▸ **Exercise**:
Collect each line holding the string "плановый".

▸ **The records**:
## START
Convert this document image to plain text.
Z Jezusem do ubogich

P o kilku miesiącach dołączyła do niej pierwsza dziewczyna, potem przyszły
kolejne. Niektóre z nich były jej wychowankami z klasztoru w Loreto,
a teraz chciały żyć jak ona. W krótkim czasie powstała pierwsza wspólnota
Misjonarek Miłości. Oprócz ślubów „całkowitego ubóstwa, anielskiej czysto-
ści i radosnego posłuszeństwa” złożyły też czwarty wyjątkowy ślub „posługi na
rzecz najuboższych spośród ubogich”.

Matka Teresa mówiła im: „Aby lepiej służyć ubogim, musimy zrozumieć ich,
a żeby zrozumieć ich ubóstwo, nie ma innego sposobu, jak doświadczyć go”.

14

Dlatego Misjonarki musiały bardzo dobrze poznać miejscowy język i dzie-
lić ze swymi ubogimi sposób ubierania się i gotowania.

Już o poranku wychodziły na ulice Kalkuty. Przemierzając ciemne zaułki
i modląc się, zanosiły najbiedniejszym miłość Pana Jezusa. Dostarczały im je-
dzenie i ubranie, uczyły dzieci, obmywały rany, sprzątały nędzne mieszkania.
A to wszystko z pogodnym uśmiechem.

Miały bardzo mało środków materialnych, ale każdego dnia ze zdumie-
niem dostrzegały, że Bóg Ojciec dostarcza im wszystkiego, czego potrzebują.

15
## END
## START
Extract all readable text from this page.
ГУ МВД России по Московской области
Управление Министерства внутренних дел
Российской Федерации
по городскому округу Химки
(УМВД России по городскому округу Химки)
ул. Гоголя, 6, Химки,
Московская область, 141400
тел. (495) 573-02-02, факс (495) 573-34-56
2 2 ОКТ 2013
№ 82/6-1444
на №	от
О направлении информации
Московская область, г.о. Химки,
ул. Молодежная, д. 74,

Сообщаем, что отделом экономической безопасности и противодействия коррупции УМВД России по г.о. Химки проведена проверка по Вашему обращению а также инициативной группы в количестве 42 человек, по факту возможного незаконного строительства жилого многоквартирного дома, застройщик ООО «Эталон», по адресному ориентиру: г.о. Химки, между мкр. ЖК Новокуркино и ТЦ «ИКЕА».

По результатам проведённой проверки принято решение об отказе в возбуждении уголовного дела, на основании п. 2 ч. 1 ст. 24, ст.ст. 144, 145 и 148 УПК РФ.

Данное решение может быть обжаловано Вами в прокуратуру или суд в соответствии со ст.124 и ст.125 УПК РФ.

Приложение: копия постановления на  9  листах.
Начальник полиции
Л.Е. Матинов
## END
## START
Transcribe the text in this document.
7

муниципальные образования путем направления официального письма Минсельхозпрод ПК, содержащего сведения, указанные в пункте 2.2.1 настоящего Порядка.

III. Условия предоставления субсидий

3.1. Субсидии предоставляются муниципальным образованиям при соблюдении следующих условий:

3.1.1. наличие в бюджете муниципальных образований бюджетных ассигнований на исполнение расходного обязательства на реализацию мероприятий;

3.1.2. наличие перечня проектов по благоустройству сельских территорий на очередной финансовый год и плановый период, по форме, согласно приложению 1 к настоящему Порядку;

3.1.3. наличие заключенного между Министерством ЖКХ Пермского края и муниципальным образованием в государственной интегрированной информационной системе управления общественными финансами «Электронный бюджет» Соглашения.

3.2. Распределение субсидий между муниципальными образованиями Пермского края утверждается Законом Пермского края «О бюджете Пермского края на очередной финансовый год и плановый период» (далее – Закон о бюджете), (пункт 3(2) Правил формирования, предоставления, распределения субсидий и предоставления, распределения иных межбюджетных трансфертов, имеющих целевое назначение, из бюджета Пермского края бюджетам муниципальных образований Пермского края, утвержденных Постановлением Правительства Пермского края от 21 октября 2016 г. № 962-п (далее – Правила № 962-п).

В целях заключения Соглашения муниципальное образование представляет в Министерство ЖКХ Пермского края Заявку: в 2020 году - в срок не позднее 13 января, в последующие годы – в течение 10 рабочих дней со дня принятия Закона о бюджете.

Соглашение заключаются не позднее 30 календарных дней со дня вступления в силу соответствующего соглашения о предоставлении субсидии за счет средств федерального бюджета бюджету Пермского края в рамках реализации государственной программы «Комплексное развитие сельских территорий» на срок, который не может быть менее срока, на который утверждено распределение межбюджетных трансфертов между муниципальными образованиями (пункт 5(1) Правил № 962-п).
## END
▸ **Problem solution**:
3.1.2. наличие перечня проектов по благоустройству сельских территорий на очередной финансовый год и плановый период, по форме, согласно приложению 1 к настоящему Порядку;
3.2. Распределение субсидий между муниципальными образованиями Пермского края утверждается Законом Пермского края «О бюджете Пермского края на очередной финансовый год и плановый период» (далее – Закон о бюджете), (пункт 3(2) Правил формирования, предоставления, распределения субсидий и предоставления, распределения иных межбюджетных трансфертов, имеющих целевое назначение, из бюджета Пермского края бюджетам муниципальных образований Пермского края, утвержденных Постановлением Правительства Пермского края от 21 октября 2016 г. № 962-п (далее – Правила № 962-п).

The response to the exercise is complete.